Layout annotation data
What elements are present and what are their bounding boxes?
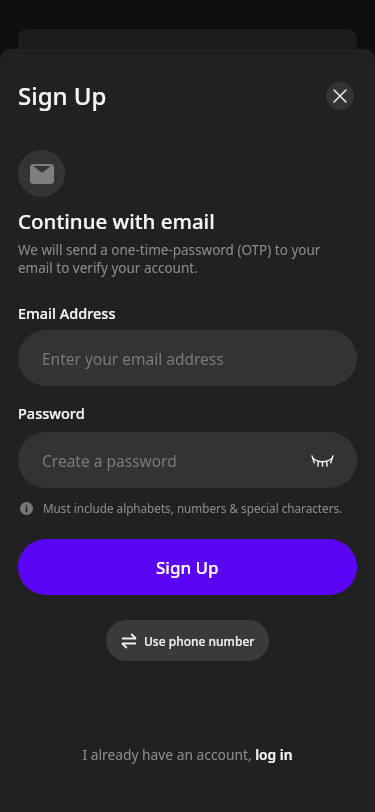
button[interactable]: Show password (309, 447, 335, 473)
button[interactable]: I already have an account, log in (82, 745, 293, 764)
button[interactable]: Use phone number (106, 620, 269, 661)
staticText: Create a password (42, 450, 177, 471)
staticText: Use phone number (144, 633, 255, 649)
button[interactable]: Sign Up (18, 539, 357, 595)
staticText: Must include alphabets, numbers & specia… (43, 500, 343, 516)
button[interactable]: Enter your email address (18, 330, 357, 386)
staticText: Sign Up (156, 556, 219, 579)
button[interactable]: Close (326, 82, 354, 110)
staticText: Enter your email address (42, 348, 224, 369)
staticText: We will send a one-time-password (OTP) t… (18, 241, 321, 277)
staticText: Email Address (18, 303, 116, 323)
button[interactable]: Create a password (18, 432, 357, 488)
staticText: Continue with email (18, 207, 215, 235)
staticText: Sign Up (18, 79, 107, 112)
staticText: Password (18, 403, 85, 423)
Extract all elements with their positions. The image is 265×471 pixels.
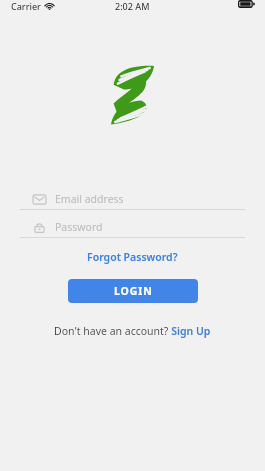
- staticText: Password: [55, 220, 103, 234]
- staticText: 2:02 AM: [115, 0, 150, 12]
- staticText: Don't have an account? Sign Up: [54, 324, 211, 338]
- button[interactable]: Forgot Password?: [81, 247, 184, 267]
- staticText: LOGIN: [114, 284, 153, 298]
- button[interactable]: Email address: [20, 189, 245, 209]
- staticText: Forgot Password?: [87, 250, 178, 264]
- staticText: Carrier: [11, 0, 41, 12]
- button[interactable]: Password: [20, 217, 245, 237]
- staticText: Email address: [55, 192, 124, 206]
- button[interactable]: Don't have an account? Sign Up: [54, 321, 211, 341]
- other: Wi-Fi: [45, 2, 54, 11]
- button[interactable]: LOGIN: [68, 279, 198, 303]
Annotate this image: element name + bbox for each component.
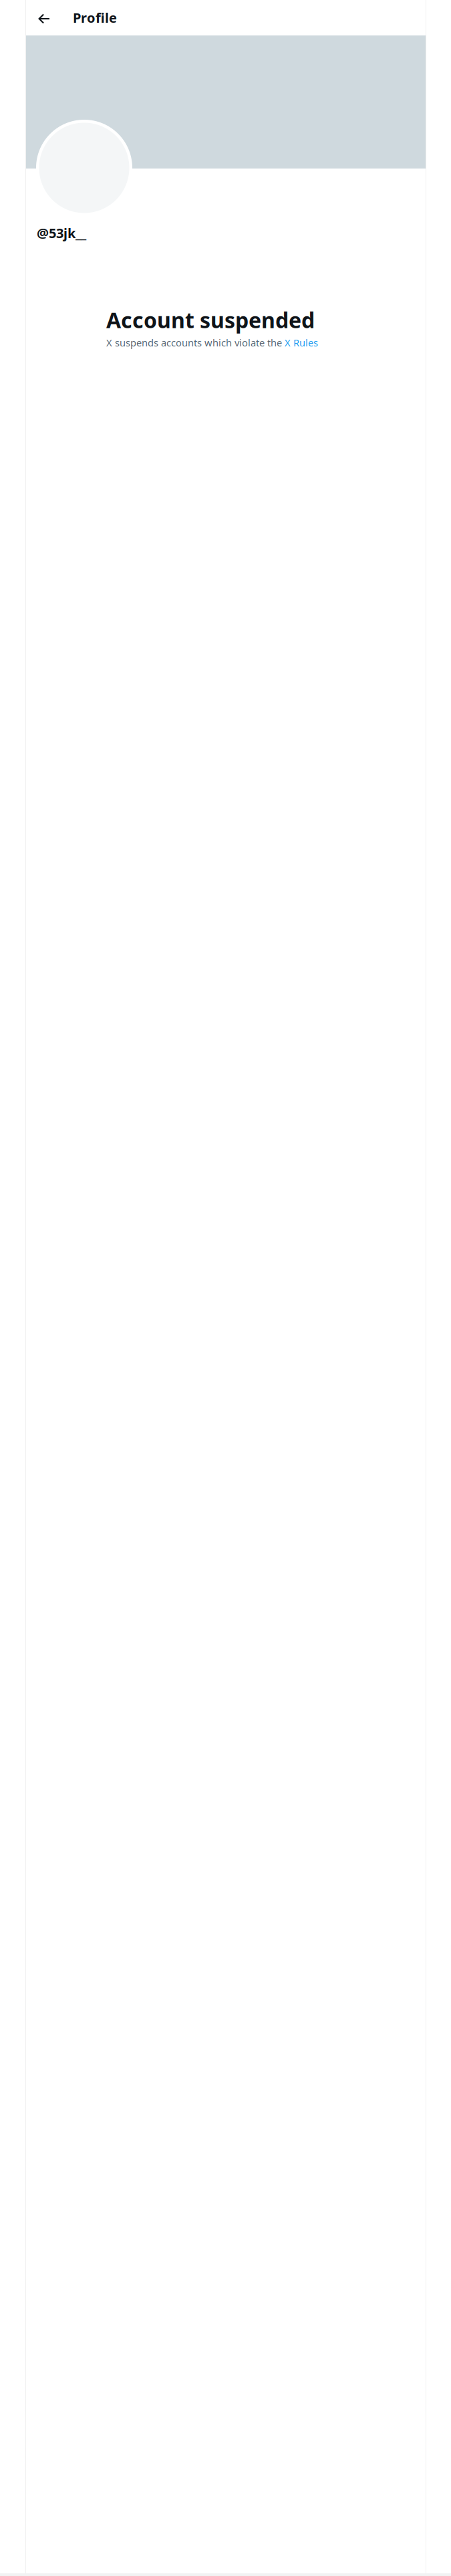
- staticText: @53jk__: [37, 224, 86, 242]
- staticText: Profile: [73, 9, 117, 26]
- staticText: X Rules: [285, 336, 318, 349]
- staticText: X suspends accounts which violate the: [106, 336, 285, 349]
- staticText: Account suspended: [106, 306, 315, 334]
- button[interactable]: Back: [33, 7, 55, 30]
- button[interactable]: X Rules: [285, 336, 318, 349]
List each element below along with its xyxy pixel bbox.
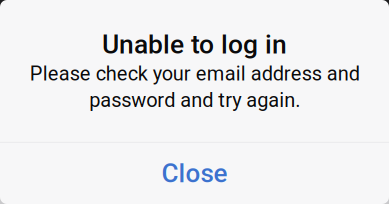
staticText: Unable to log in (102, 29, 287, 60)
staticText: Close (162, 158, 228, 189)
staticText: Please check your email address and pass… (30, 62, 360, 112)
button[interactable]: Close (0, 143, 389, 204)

▸ **To be done**
Rewrite all of the data above with each "Sign Up" replaced by "Register" and nothing else altered. Leave the pictures out of your answer.

▸ **Expected answer**
What elements are present and what are their bounding boxes?
button[interactable]: Show password (309, 447, 335, 473)
button[interactable]: I already have an account, log in (82, 745, 293, 764)
button[interactable]: Use phone number (106, 620, 269, 661)
staticText: Create a password (42, 450, 177, 471)
staticText: Use phone number (144, 633, 255, 649)
button[interactable]: Register (18, 539, 357, 595)
staticText: Must include alphabets, numbers & specia… (43, 500, 343, 516)
button[interactable]: Enter your email address (18, 330, 357, 386)
staticText: Register (156, 556, 219, 579)
button[interactable]: Close (326, 82, 354, 110)
staticText: Enter your email address (42, 348, 224, 369)
staticText: We will send a one-time-password (OTP) t… (18, 241, 321, 277)
staticText: Email Address (18, 303, 116, 323)
button[interactable]: Create a password (18, 432, 357, 488)
staticText: Continue with email (18, 207, 215, 235)
staticText: Register (18, 79, 107, 112)
staticText: Password (18, 403, 85, 423)
Extract all elements with their positions. The image is 265×471 pixels.
- staticText: Password: [55, 220, 103, 234]
- staticText: 2:02 AM: [115, 0, 150, 12]
- staticText: Don't have an account? Register: [54, 324, 211, 338]
- button[interactable]: Forgot Password?: [81, 247, 184, 267]
- staticText: LOGIN: [114, 284, 153, 298]
- button[interactable]: Email address: [20, 189, 245, 209]
- staticText: Forgot Password?: [87, 250, 178, 264]
- staticText: Carrier: [11, 0, 41, 12]
- button[interactable]: Password: [20, 217, 245, 237]
- staticText: Email address: [55, 192, 124, 206]
- button[interactable]: Don't have an account? Register: [54, 321, 211, 341]
- other: Wi-Fi: [45, 2, 54, 11]
- button[interactable]: LOGIN: [68, 279, 198, 303]
Annotate this image: element name + bbox for each component.
- staticText: @53jk__: [37, 224, 86, 242]
- staticText: Profile: [73, 9, 117, 26]
- staticText: X Rules: [285, 336, 318, 349]
- staticText: X suspends accounts which violate the: [106, 336, 285, 349]
- staticText: Account suspended: [106, 306, 315, 334]
- button[interactable]: Back: [33, 7, 55, 30]
- button[interactable]: X Rules: [285, 336, 318, 349]
List each element below along with its xyxy pixel bbox.
staticText: Unable to log in (102, 29, 287, 60)
staticText: Close (162, 158, 228, 189)
staticText: Please check your email address and pass… (30, 62, 360, 112)
button[interactable]: Close (0, 143, 389, 204)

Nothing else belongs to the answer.